[BEGIN]

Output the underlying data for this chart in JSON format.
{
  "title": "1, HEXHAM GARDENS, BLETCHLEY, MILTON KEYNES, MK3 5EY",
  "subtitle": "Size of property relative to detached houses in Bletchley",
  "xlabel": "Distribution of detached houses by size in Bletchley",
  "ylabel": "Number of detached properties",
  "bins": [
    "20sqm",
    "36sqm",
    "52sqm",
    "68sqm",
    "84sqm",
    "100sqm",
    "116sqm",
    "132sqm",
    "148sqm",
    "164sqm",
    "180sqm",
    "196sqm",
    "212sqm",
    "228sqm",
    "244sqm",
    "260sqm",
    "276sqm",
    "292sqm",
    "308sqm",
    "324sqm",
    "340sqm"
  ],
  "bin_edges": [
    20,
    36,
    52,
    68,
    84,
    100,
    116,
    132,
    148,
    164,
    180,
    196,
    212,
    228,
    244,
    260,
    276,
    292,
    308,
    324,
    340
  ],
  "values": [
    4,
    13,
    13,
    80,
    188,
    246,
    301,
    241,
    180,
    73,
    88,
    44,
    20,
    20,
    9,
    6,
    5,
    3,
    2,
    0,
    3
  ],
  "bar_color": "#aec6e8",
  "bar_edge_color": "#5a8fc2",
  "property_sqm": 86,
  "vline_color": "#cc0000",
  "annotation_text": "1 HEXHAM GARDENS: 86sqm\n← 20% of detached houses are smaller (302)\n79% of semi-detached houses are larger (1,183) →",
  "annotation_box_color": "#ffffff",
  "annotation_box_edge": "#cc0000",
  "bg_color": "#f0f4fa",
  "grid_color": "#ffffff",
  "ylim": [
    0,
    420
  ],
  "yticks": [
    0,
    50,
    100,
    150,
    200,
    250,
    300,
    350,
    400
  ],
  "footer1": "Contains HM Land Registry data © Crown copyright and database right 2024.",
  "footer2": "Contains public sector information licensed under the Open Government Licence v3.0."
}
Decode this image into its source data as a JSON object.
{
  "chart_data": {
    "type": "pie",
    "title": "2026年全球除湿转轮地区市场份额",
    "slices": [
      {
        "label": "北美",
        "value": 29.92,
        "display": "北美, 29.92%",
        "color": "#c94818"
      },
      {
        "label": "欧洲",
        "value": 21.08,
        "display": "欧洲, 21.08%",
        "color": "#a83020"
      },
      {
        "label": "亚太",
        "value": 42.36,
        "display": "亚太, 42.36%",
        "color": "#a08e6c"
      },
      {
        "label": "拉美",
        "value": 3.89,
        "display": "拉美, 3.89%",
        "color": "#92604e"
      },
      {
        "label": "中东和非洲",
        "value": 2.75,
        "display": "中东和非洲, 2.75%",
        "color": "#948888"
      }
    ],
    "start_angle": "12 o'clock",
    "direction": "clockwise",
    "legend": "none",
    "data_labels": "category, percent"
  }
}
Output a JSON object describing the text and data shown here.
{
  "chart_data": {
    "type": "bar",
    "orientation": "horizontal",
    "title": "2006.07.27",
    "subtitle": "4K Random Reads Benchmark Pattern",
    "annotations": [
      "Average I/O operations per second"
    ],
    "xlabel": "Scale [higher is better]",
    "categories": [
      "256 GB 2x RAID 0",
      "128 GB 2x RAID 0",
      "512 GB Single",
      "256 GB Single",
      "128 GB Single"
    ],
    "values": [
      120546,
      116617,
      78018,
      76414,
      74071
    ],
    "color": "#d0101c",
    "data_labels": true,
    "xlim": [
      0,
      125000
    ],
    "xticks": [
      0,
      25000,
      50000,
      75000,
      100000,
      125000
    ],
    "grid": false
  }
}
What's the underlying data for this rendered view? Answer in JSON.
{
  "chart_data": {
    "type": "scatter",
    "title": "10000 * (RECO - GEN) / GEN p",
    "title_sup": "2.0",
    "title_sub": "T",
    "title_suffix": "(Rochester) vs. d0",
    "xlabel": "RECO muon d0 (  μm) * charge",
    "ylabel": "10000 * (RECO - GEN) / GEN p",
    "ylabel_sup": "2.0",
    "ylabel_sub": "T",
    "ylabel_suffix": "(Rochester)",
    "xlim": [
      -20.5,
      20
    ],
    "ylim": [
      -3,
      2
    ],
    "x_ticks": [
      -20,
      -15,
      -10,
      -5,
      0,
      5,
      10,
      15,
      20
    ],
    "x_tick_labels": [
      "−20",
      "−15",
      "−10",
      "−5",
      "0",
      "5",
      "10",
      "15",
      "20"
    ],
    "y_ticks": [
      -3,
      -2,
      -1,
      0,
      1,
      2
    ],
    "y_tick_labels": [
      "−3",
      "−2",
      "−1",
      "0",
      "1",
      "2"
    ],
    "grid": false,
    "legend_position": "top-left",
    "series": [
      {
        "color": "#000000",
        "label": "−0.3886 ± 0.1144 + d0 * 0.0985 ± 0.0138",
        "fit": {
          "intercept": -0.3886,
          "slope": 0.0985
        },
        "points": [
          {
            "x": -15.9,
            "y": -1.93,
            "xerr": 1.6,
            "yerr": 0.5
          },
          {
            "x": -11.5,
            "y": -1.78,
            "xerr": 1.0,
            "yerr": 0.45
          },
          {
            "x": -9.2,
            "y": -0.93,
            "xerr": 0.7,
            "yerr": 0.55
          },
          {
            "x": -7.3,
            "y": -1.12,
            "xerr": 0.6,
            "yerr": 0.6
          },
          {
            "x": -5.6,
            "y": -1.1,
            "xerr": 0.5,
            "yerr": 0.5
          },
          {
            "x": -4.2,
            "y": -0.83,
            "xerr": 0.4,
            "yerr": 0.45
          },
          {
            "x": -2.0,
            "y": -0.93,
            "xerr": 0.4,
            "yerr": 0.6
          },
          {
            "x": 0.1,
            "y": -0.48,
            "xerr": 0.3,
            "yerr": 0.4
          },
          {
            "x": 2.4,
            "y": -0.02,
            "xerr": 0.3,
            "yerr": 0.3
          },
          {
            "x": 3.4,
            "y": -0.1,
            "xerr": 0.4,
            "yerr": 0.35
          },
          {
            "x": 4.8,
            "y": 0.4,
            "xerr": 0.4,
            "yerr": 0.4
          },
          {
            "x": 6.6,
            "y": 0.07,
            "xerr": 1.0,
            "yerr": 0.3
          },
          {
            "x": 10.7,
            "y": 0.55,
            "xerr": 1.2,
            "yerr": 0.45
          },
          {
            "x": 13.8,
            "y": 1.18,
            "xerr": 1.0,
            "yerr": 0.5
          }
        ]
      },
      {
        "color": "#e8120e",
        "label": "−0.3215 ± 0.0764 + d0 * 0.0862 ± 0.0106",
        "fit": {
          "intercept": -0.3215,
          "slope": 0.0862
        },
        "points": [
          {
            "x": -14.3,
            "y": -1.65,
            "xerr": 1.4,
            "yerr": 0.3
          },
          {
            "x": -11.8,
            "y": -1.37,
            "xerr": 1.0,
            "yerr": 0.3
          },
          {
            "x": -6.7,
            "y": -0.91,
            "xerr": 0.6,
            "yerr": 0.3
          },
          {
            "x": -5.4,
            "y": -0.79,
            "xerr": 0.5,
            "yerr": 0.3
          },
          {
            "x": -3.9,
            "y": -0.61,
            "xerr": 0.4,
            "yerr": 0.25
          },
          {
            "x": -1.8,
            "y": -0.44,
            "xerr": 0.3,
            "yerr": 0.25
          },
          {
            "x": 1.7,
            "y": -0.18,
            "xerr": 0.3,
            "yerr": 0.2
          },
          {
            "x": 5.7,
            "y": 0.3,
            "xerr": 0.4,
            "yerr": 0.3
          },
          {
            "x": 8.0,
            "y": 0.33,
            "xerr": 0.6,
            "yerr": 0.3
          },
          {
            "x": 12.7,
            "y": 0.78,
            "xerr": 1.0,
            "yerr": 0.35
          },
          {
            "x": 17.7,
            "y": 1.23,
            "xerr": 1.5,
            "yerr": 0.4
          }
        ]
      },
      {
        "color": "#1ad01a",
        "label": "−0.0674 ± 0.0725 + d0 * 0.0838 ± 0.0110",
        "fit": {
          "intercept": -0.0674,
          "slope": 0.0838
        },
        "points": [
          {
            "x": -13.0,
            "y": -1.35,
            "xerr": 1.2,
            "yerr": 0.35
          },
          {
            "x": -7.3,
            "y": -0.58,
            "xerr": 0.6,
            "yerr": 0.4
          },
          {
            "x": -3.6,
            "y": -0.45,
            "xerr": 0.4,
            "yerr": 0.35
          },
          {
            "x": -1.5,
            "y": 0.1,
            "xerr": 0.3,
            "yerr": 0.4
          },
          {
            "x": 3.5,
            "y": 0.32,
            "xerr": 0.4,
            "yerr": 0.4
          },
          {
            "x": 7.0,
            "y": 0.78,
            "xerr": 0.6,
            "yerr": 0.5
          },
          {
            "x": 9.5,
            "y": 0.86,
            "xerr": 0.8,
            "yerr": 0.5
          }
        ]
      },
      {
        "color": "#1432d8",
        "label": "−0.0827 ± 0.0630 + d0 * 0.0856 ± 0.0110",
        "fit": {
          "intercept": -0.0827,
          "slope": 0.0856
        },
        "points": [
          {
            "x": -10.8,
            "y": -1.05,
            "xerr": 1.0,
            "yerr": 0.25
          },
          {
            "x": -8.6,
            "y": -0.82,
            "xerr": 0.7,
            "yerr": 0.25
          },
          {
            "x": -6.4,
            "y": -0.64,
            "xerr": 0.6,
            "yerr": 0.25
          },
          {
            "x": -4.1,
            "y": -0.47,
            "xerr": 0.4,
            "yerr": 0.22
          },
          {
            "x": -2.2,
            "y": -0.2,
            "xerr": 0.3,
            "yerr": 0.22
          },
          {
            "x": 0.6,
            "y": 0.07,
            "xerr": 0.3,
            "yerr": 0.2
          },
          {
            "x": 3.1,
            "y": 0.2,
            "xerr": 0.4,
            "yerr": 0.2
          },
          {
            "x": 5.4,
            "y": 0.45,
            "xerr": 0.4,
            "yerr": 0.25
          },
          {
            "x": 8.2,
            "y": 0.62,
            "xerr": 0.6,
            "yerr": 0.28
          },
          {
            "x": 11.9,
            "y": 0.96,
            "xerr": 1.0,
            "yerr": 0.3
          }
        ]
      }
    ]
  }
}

[END]

Count the lines in the records above that contain the word "GARDENS", and give only the number.

2